Your instructions: Give an exact copy of every line, leaving images out.

Stored rows:
────────────────────────────────────────

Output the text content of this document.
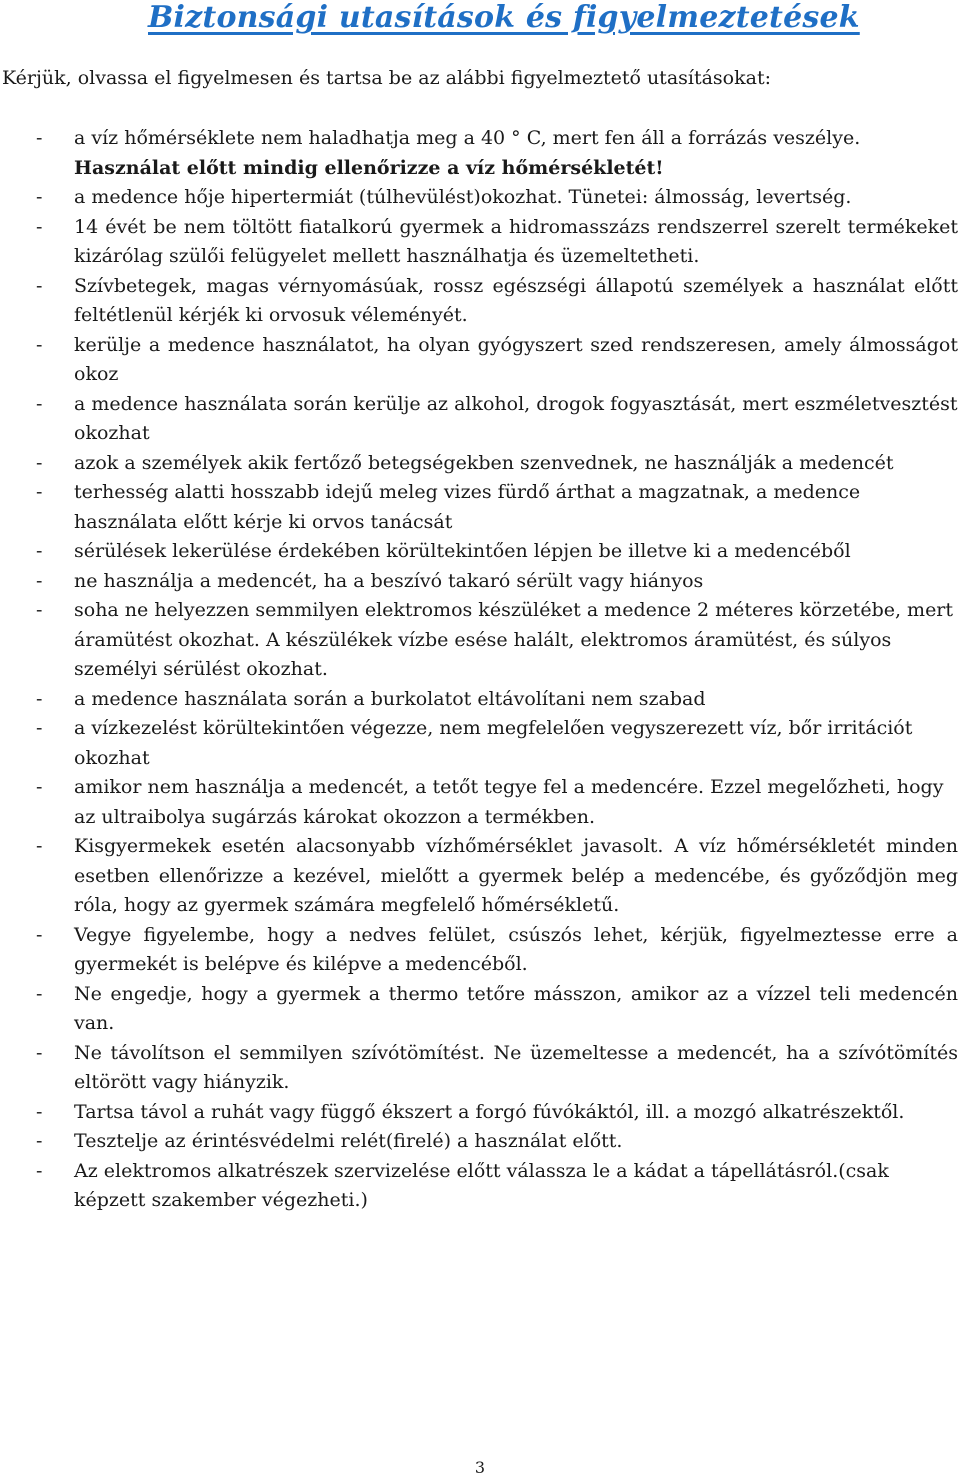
Biztonsági utasítások és figyelmeztetések
Kérjük, olvassa el figyelmesen és tartsa be az alábbi figyelmeztető utasításokat:
- a víz hőmérséklete nem haladhatja meg a 40 ° C, mert fen áll a forrázás veszélye.
Használat előtt mindig ellenőrizze a víz hőmérsékletét!
- a medence hője hipertermiát (túlhevülést)okozhat. Tünetei: álmosság, levertség.
- 14 évét be nem töltött fiatalkorú gyermek a hidromasszázs rendszerrel szerelt termékeket kizárólag szülői felügyelet mellett használhatja és üzemeltetheti.
- Szívbetegek, magas vérnyomásúak, rossz egészségi állapotú személyek a használat előtt feltétlenül kérjék ki orvosuk véleményét.
- kerülje a medence használatot, ha olyan gyógyszert szed rendszeresen, amely álmosságot okoz
- a medence használata során kerülje az alkohol, drogok fogyasztását, mert eszméletvesztést okozhat
- azok a személyek akik fertőző betegségekben szenvednek, ne használják a medencét
- terhesség alatti hosszabb idejű meleg vizes fürdő árthat a magzatnak, a medence használata előtt kérje ki orvos tanácsát
- sérülések lekerülése érdekében körültekintően lépjen be illetve ki a medencéből
- ne használja a medencét, ha a beszívó takaró sérült vagy hiányos
- soha ne helyezzen semmilyen elektromos készüléket a medence 2 méteres körzetébe, mert áramütést okozhat. A készülékek vízbe esése halált, elektromos áramütést, és súlyos személyi sérülést okozhat.
- a medence használata során a burkolatot eltávolítani nem szabad
- a vízkezelést körültekintően végezze, nem megfelelően vegyszerezett víz, bőr irritációt okozhat
- amikor nem használja a medencét, a tetőt tegye fel a medencére. Ezzel megelőzheti, hogy az ultraibolya sugárzás károkat okozzon a termékben.
- Kisgyermekek esetén alacsonyabb vízhőmérséklet javasolt. A víz hőmérsékletét minden esetben ellenőrizze a kezével, mielőtt a gyermek belép a medencébe, és győződjön meg róla, hogy az gyermek számára megfelelő hőmérsékletű.
- Vegye figyelembe, hogy a nedves felület, csúszós lehet, kérjük, figyelmeztesse erre a gyermekét is belépve és kilépve a medencéből.
- Ne engedje, hogy a gyermek a thermo tetőre másszon, amikor az a vízzel teli medencén van.
- Ne távolítson el semmilyen szívótömítést. Ne üzemeltesse a medencét, ha a szívótömítés eltörött vagy hiányzik.
- Tartsa távol a ruhát vagy függő ékszert a forgó fúvókáktól, ill. a mozgó alkatrészektől.
- Tesztelje az érintésvédelmi relét(firelé) a használat előtt.
- Az elektromos alkatrészek szervizelése előtt válassza le a kádat a tápellátásról.(csak képzett szakember végezheti.)
3
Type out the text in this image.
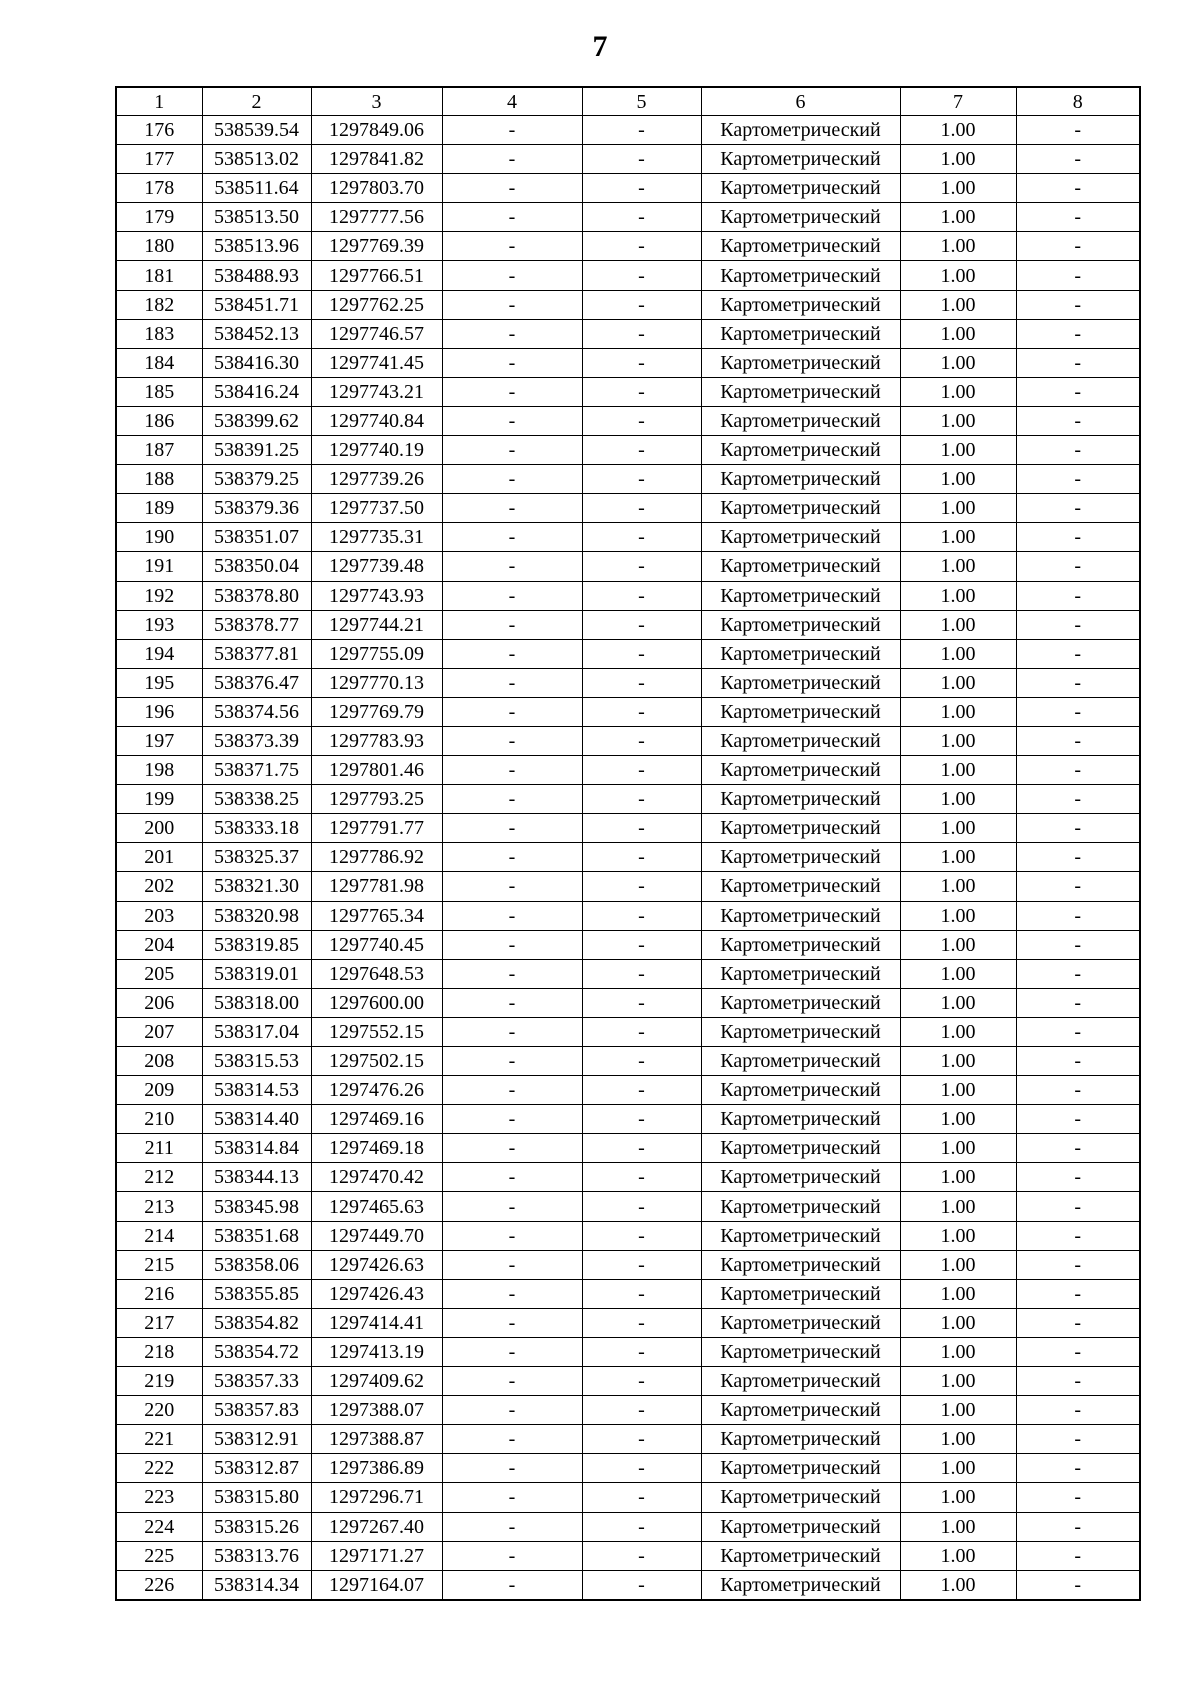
7
1	2	3	4	5	6	7	8
176	538539.54	1297849.06	-	-	Картометрический	1.00	-
177	538513.02	1297841.82	-	-	Картометрический	1.00	-
178	538511.64	1297803.70	-	-	Картометрический	1.00	-
179	538513.50	1297777.56	-	-	Картометрический	1.00	-
180	538513.96	1297769.39	-	-	Картометрический	1.00	-
181	538488.93	1297766.51	-	-	Картометрический	1.00	-
182	538451.71	1297762.25	-	-	Картометрический	1.00	-
183	538452.13	1297746.57	-	-	Картометрический	1.00	-
184	538416.30	1297741.45	-	-	Картометрический	1.00	-
185	538416.24	1297743.21	-	-	Картометрический	1.00	-
186	538399.62	1297740.84	-	-	Картометрический	1.00	-
187	538391.25	1297740.19	-	-	Картометрический	1.00	-
188	538379.25	1297739.26	-	-	Картометрический	1.00	-
189	538379.36	1297737.50	-	-	Картометрический	1.00	-
190	538351.07	1297735.31	-	-	Картометрический	1.00	-
191	538350.04	1297739.48	-	-	Картометрический	1.00	-
192	538378.80	1297743.93	-	-	Картометрический	1.00	-
193	538378.77	1297744.21	-	-	Картометрический	1.00	-
194	538377.81	1297755.09	-	-	Картометрический	1.00	-
195	538376.47	1297770.13	-	-	Картометрический	1.00	-
196	538374.56	1297769.79	-	-	Картометрический	1.00	-
197	538373.39	1297783.93	-	-	Картометрический	1.00	-
198	538371.75	1297801.46	-	-	Картометрический	1.00	-
199	538338.25	1297793.25	-	-	Картометрический	1.00	-
200	538333.18	1297791.77	-	-	Картометрический	1.00	-
201	538325.37	1297786.92	-	-	Картометрический	1.00	-
202	538321.30	1297781.98	-	-	Картометрический	1.00	-
203	538320.98	1297765.34	-	-	Картометрический	1.00	-
204	538319.85	1297740.45	-	-	Картометрический	1.00	-
205	538319.01	1297648.53	-	-	Картометрический	1.00	-
206	538318.00	1297600.00	-	-	Картометрический	1.00	-
207	538317.04	1297552.15	-	-	Картометрический	1.00	-
208	538315.53	1297502.15	-	-	Картометрический	1.00	-
209	538314.53	1297476.26	-	-	Картометрический	1.00	-
210	538314.40	1297469.16	-	-	Картометрический	1.00	-
211	538314.84	1297469.18	-	-	Картометрический	1.00	-
212	538344.13	1297470.42	-	-	Картометрический	1.00	-
213	538345.98	1297465.63	-	-	Картометрический	1.00	-
214	538351.68	1297449.70	-	-	Картометрический	1.00	-
215	538358.06	1297426.63	-	-	Картометрический	1.00	-
216	538355.85	1297426.43	-	-	Картометрический	1.00	-
217	538354.82	1297414.41	-	-	Картометрический	1.00	-
218	538354.72	1297413.19	-	-	Картометрический	1.00	-
219	538357.33	1297409.62	-	-	Картометрический	1.00	-
220	538357.83	1297388.07	-	-	Картометрический	1.00	-
221	538312.91	1297388.87	-	-	Картометрический	1.00	-
222	538312.87	1297386.89	-	-	Картометрический	1.00	-
223	538315.80	1297296.71	-	-	Картометрический	1.00	-
224	538315.26	1297267.40	-	-	Картометрический	1.00	-
225	538313.76	1297171.27	-	-	Картометрический	1.00	-
226	538314.34	1297164.07	-	-	Картометрический	1.00	-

────────────────────────────────────────

Answer:
Output the text content of this document.
Biztonsági utasítások és figyelmeztetések
Kérjük, olvassa el figyelmesen és tartsa be az alábbi figyelmeztető utasításokat:
- a víz hőmérséklete nem haladhatja meg a 40 ° C, mert fen áll a forrázás veszélye.
Használat előtt mindig ellenőrizze a víz hőmérsékletét!
- a medence hője hipertermiát (túlhevülést)okozhat. Tünetei: álmosság, levertség.
- 14 évét be nem töltött fiatalkorú gyermek a hidromasszázs rendszerrel szerelt termékeket kizárólag szülői felügyelet mellett használhatja és üzemeltetheti.
- Szívbetegek, magas vérnyomásúak, rossz egészségi állapotú személyek a használat előtt feltétlenül kérjék ki orvosuk véleményét.
- kerülje a medence használatot, ha olyan gyógyszert szed rendszeresen, amely álmosságot okoz
- a medence használata során kerülje az alkohol, drogok fogyasztását, mert eszméletvesztést okozhat
- azok a személyek akik fertőző betegségekben szenvednek, ne használják a medencét
- terhesség alatti hosszabb idejű meleg vizes fürdő árthat a magzatnak, a medence használata előtt kérje ki orvos tanácsát
- sérülések lekerülése érdekében körültekintően lépjen be illetve ki a medencéből
- ne használja a medencét, ha a beszívó takaró sérült vagy hiányos
- soha ne helyezzen semmilyen elektromos készüléket a medence 2 méteres körzetébe, mert áramütést okozhat. A készülékek vízbe esése halált, elektromos áramütést, és súlyos személyi sérülést okozhat.
- a medence használata során a burkolatot eltávolítani nem szabad
- a vízkezelést körültekintően végezze, nem megfelelően vegyszerezett víz, bőr irritációt okozhat
- amikor nem használja a medencét, a tetőt tegye fel a medencére. Ezzel megelőzheti, hogy az ultraibolya sugárzás károkat okozzon a termékben.
- Kisgyermekek esetén alacsonyabb vízhőmérséklet javasolt. A víz hőmérsékletét minden esetben ellenőrizze a kezével, mielőtt a gyermek belép a medencébe, és győződjön meg róla, hogy az gyermek számára megfelelő hőmérsékletű.
- Vegye figyelembe, hogy a nedves felület, csúszós lehet, kérjük, figyelmeztesse erre a gyermekét is belépve és kilépve a medencéből.
- Ne engedje, hogy a gyermek a thermo tetőre másszon, amikor az a vízzel teli medencén van.
- Ne távolítson el semmilyen szívótömítést. Ne üzemeltesse a medencét, ha a szívótömítés eltörött vagy hiányzik.
- Tartsa távol a ruhát vagy függő ékszert a forgó fúvókáktól, ill. a mozgó alkatrészektől.
- Tesztelje az érintésvédelmi relét(firelé) a használat előtt.
- Az elektromos alkatrészek szervizelése előtt válassza le a kádat a tápellátásról.(csak képzett szakember végezheti.)
3
Type out the text in this image.
7
1	2	3	4	5	6	7	8
176	538539.54	1297849.06	-	-	Картометрический	1.00	-
177	538513.02	1297841.82	-	-	Картометрический	1.00	-
178	538511.64	1297803.70	-	-	Картометрический	1.00	-
179	538513.50	1297777.56	-	-	Картометрический	1.00	-
180	538513.96	1297769.39	-	-	Картометрический	1.00	-
181	538488.93	1297766.51	-	-	Картометрический	1.00	-
182	538451.71	1297762.25	-	-	Картометрический	1.00	-
183	538452.13	1297746.57	-	-	Картометрический	1.00	-
184	538416.30	1297741.45	-	-	Картометрический	1.00	-
185	538416.24	1297743.21	-	-	Картометрический	1.00	-
186	538399.62	1297740.84	-	-	Картометрический	1.00	-
187	538391.25	1297740.19	-	-	Картометрический	1.00	-
188	538379.25	1297739.26	-	-	Картометрический	1.00	-
189	538379.36	1297737.50	-	-	Картометрический	1.00	-
190	538351.07	1297735.31	-	-	Картометрический	1.00	-
191	538350.04	1297739.48	-	-	Картометрический	1.00	-
192	538378.80	1297743.93	-	-	Картометрический	1.00	-
193	538378.77	1297744.21	-	-	Картометрический	1.00	-
194	538377.81	1297755.09	-	-	Картометрический	1.00	-
195	538376.47	1297770.13	-	-	Картометрический	1.00	-
196	538374.56	1297769.79	-	-	Картометрический	1.00	-
197	538373.39	1297783.93	-	-	Картометрический	1.00	-
198	538371.75	1297801.46	-	-	Картометрический	1.00	-
199	538338.25	1297793.25	-	-	Картометрический	1.00	-
200	538333.18	1297791.77	-	-	Картометрический	1.00	-
201	538325.37	1297786.92	-	-	Картометрический	1.00	-
202	538321.30	1297781.98	-	-	Картометрический	1.00	-
203	538320.98	1297765.34	-	-	Картометрический	1.00	-
204	538319.85	1297740.45	-	-	Картометрический	1.00	-
205	538319.01	1297648.53	-	-	Картометрический	1.00	-
206	538318.00	1297600.00	-	-	Картометрический	1.00	-
207	538317.04	1297552.15	-	-	Картометрический	1.00	-
208	538315.53	1297502.15	-	-	Картометрический	1.00	-
209	538314.53	1297476.26	-	-	Картометрический	1.00	-
210	538314.40	1297469.16	-	-	Картометрический	1.00	-
211	538314.84	1297469.18	-	-	Картометрический	1.00	-
212	538344.13	1297470.42	-	-	Картометрический	1.00	-
213	538345.98	1297465.63	-	-	Картометрический	1.00	-
214	538351.68	1297449.70	-	-	Картометрический	1.00	-
215	538358.06	1297426.63	-	-	Картометрический	1.00	-
216	538355.85	1297426.43	-	-	Картометрический	1.00	-
217	538354.82	1297414.41	-	-	Картометрический	1.00	-
218	538354.72	1297413.19	-	-	Картометрический	1.00	-
219	538357.33	1297409.62	-	-	Картометрический	1.00	-
220	538357.83	1297388.07	-	-	Картометрический	1.00	-
221	538312.91	1297388.87	-	-	Картометрический	1.00	-
222	538312.87	1297386.89	-	-	Картометрический	1.00	-
223	538315.80	1297296.71	-	-	Картометрический	1.00	-
224	538315.26	1297267.40	-	-	Картометрический	1.00	-
225	538313.76	1297171.27	-	-	Картометрический	1.00	-
226	538314.34	1297164.07	-	-	Картометрический	1.00	-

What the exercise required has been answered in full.